_EXTRACT:_
====

Thursday, July 21, 2005

From Dec. 23, 2004

Confession: I started a line-by-line parsing of Sean Paul's "Like Glue" last year, but I never finished it. I now believe that I lost it in one of my hard drive crashes. It was funny, and now it's probably gone forever. If I can find it, I'll post it here.

I guess what I'm saying is that I should probably do more of the sort of thing I do in this post. Merry Christmas in July.

Merry Christmas

Since the first time I heard it, I have always loved the song, "The Little Drummer Boy". I hated the cartoon (was it a cartoon or a puppet show or something?), but I loved the song. It was so simple, so humble. Looking at it more closely at age 32, I see it as a great Christmas song that has some Theological warts. I think it's worth a parsing, so let's go through these lyrics that have affected me so much and see what they really are saying.

Verse 1
Come, they told me pa-rum-pum-pum-pum (after this, the pa-rum-pum-pum-pums will be assumed)

Right off the bat, there is a level of mystery. Who is this mysterious "they" who are doing the "telling", or, "ordering around", of the narrator? For that matter, who is the narrator? We do not know. I always assumed since the song is about a little drummer boy that the "they" refers to the boy's parents. Now that I think of it, the "they" could really be any adult -- a guardian, the director of an orpanage, the Oprahites with their Book Clubs, or Herod's guards. Anyway, it's clear that the song is about the boy, and that where the orders come from doesn't matter.

A newborn king to see

From the story as it reads in the Bible, we have no account of just random people and their drumming sons showing up at the manger and pelting Jesus with gifts. This is an apocryphal (there is only one "h" in that word -- did you know that?) story. The author is using his dramatic license to demonstrate his own reaction (and the reaction of the ideal audience) to the story of Jesus' birth. It is apocryphal and metaphorical. The Drummer Boy is a metphor for you, me, everyone. Got it? Good.

Our finest gifts we bring
to lay before the King

Once again, this account is not "based on a true story", but regardless, what is happening here? The Ordering Agent is letting the boy know of the protocol that is used when approaching the manger, i.e., Jesus. "You're supposed to bring your best stuff." What the author is doing is setting up the back story so that we feel for the drummer boy in verse 2 when he explains that he has no "finest gifts". The nameless Ordering Agent is putting pressure on the boy, and on us (of course, it could also be a joyful, "Come on, let's worship the King" type of thing, and in fact that's probably the author's intended meaning. That I first viewed the bringing of gifts as a threat to be subverted indicates how weird (and ultimately, Lutheran) I really am).

So to honor Him
When we come.

So they are traveling as a group to the manger to give their gifts to Jesus. Imagine if you will a line containing all people who believe in Jesus or who ever believed in Jesus. Imagine them getting one thing to lay down before Jesus in the manger. Imagine most of them getting caught up in this and missing the point, which is Jesus really wants you more than your gifts -- i.e., you are there to honor Him, not impress Him. And then imagine yourself as a little boy with no posessions to give, standing in this line with only your drum and meager skill. Is that enough? Check out...

Verse 2 (The Drummer Kid Speaks)

====

[Spatial annotation entries]
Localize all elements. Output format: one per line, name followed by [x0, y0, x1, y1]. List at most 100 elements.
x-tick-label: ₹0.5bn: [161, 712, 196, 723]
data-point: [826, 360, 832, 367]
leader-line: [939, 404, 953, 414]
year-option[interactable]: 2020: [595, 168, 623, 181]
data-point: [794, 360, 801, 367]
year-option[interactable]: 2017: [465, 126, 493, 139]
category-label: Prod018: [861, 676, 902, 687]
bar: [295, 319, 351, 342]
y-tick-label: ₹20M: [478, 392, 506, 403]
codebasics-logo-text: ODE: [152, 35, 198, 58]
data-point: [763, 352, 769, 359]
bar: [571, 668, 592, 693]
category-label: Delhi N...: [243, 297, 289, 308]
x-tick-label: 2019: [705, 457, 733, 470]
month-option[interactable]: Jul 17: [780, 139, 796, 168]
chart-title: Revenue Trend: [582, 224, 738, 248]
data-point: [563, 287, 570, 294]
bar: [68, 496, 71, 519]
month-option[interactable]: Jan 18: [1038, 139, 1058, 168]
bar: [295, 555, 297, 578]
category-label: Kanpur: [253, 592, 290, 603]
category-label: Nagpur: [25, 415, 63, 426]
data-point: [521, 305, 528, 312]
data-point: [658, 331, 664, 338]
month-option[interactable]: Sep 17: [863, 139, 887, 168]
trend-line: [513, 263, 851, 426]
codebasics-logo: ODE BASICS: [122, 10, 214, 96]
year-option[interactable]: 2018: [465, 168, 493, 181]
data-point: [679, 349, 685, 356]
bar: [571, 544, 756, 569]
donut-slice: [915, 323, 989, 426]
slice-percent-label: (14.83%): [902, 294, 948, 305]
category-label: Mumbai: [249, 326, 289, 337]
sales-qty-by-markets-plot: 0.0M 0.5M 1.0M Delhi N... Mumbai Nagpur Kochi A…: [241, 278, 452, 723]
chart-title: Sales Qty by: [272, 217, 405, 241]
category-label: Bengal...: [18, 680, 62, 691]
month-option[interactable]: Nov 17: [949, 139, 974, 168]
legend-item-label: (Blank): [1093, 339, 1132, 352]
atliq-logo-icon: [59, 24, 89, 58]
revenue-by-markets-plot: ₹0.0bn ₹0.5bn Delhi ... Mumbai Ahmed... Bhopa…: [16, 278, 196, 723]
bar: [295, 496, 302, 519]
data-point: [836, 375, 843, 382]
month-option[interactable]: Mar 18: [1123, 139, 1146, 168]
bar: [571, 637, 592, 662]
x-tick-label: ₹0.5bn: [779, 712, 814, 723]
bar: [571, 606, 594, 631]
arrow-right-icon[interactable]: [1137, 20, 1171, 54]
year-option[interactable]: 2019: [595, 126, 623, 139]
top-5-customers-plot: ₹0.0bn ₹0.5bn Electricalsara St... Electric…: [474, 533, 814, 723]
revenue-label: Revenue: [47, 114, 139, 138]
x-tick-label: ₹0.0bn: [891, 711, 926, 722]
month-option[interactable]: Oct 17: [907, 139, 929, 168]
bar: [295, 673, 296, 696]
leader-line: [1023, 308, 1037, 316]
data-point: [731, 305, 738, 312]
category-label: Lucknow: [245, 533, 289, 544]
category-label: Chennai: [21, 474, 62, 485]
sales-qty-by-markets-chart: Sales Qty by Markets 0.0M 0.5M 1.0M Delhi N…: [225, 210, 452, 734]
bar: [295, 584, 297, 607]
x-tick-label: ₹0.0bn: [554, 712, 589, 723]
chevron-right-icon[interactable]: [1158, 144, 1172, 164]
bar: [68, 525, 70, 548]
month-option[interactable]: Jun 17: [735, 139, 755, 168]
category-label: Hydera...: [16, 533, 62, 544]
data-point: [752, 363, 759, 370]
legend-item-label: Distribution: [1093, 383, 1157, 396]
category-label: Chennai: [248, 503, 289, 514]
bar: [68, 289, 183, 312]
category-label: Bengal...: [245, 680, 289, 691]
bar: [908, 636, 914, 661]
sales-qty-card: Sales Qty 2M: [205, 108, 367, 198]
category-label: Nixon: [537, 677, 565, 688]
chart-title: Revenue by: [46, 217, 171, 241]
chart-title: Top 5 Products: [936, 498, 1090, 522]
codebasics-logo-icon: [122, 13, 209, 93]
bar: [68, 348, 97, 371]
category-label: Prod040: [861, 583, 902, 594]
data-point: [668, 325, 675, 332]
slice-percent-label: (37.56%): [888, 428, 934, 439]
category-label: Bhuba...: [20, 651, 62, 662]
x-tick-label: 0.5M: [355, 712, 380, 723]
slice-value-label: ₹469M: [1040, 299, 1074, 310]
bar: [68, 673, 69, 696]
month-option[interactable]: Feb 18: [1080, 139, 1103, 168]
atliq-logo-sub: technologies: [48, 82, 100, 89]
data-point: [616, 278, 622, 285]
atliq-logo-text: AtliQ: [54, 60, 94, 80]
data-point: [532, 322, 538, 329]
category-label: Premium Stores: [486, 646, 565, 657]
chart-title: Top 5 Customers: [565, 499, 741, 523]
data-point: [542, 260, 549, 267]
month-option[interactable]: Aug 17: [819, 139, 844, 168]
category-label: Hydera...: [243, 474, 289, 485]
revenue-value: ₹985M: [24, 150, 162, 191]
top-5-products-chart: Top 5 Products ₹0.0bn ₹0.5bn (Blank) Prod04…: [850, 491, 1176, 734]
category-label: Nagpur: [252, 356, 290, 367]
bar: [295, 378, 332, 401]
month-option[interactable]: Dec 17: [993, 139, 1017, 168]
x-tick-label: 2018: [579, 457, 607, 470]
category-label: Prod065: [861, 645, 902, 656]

====

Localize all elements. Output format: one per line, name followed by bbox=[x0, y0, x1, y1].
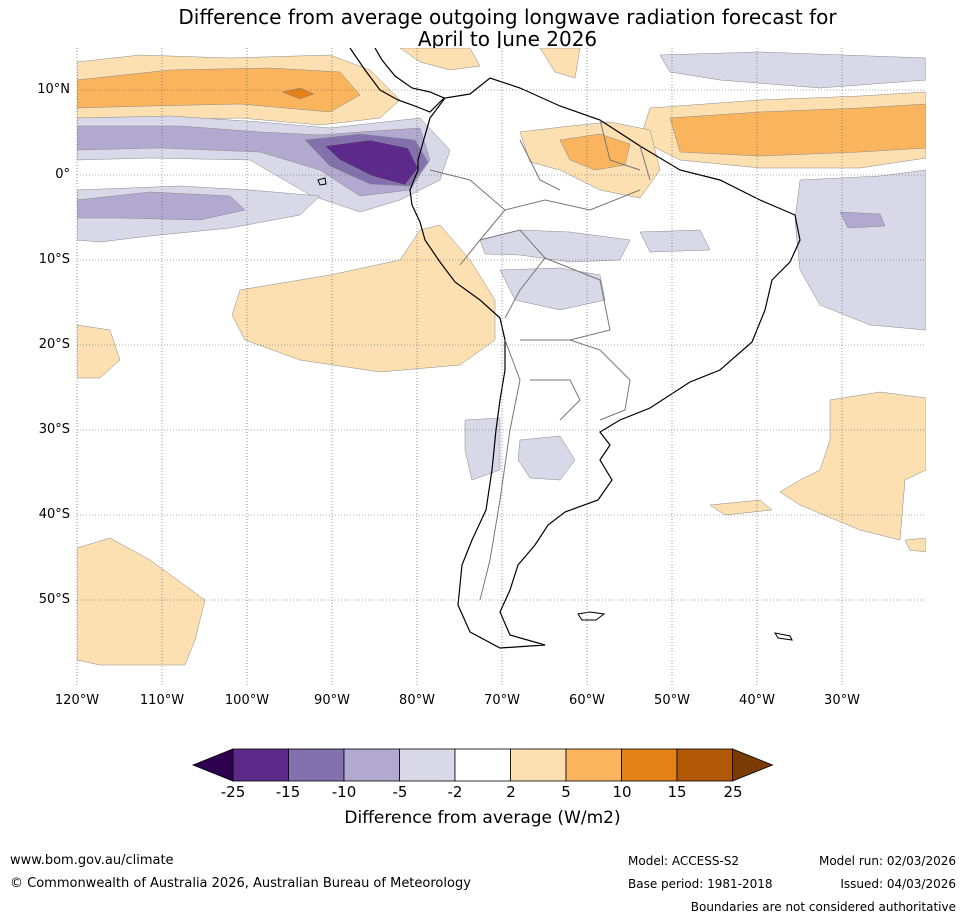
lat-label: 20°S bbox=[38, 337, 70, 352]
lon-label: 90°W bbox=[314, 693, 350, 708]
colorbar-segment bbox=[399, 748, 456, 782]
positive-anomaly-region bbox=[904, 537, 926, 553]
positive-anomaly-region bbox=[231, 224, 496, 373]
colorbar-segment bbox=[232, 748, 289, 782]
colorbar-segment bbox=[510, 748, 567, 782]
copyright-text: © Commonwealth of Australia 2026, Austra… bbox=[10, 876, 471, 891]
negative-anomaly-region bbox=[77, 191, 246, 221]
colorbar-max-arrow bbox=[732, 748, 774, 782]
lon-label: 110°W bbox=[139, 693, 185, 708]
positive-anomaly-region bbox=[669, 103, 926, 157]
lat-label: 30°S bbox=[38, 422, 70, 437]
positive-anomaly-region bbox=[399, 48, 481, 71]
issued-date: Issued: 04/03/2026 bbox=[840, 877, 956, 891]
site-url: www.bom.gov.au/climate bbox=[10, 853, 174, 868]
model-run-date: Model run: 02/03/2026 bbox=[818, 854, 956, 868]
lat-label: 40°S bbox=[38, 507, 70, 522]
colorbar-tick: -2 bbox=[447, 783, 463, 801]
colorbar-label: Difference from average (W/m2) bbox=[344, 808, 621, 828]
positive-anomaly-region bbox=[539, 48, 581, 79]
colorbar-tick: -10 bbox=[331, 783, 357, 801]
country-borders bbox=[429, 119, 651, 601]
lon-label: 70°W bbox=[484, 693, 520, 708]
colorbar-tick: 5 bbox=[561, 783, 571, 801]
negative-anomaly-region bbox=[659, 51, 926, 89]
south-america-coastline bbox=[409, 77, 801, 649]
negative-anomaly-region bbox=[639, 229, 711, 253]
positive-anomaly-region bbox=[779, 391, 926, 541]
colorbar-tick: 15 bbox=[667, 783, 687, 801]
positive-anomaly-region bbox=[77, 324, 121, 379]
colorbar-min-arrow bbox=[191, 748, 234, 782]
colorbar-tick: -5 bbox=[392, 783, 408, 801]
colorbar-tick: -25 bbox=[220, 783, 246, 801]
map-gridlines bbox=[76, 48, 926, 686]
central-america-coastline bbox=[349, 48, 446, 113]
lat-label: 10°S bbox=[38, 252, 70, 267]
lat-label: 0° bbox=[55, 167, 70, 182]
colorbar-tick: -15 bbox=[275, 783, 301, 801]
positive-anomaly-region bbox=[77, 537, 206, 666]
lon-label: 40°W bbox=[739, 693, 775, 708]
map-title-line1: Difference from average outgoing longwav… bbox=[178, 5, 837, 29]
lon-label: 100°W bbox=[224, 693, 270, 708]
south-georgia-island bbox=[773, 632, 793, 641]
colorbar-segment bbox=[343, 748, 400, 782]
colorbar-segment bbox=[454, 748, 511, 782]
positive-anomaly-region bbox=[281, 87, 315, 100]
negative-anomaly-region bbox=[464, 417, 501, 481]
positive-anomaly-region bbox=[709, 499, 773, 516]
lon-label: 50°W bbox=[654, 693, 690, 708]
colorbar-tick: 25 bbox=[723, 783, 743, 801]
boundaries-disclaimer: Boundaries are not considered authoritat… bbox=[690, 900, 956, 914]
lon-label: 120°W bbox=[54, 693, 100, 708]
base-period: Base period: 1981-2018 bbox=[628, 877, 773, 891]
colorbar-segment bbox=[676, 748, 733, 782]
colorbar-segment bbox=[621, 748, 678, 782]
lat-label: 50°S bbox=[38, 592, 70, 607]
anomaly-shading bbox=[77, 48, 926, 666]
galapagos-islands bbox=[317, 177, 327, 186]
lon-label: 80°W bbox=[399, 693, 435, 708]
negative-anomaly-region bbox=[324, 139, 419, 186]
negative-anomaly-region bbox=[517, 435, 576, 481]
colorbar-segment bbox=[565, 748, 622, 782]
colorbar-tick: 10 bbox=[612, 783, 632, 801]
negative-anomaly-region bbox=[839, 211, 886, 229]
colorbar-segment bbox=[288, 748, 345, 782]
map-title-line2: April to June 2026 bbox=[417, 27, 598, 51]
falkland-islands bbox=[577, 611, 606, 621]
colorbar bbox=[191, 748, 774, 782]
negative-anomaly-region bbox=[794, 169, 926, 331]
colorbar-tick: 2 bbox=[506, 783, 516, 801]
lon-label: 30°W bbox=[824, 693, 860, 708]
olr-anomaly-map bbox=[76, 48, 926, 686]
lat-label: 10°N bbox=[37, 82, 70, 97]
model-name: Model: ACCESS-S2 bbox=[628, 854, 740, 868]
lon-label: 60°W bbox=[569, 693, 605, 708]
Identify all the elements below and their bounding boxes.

====

_REQUIRED ACTIONS:_
1 - Answer these questions from the blog post:
(a) Which song did the writer begin parsing line by line but never finish?
(b) At what age does the writer say they are looking at "The Little Drummer Boy" more closely?
(c) Whom did the writer always assume the "they" in the first line referred to?
2 - Copy the records from the line containing "most 100 elements." through the line containing "category-label: Delhi N...: [243, 297, 289, 308]", with both of those lines included, exactly as they appear.
The blog post and the records were taken from different sources.

_SOLUTION SET:_
1 -
(a) Sean Paul's "Like Glue"
(b) 32
(c) The boy's parents

2 -
Localize all elements. Output format: one per line, name followed by [x0, y0, x1, y1]. List at most 100 elements.
x-tick-label: ₹0.5bn: [161, 712, 196, 723]
data-point: [826, 360, 832, 367]
leader-line: [939, 404, 953, 414]
year-option[interactable]: 2020: [595, 168, 623, 181]
data-point: [794, 360, 801, 367]
year-option[interactable]: 2017: [465, 126, 493, 139]
category-label: Prod018: [861, 676, 902, 687]
bar: [295, 319, 351, 342]
y-tick-label: ₹20M: [478, 392, 506, 403]
codebasics-logo-text: ODE: [152, 35, 198, 58]
data-point: [763, 352, 769, 359]
bar: [571, 668, 592, 693]
category-label: Delhi N...: [243, 297, 289, 308]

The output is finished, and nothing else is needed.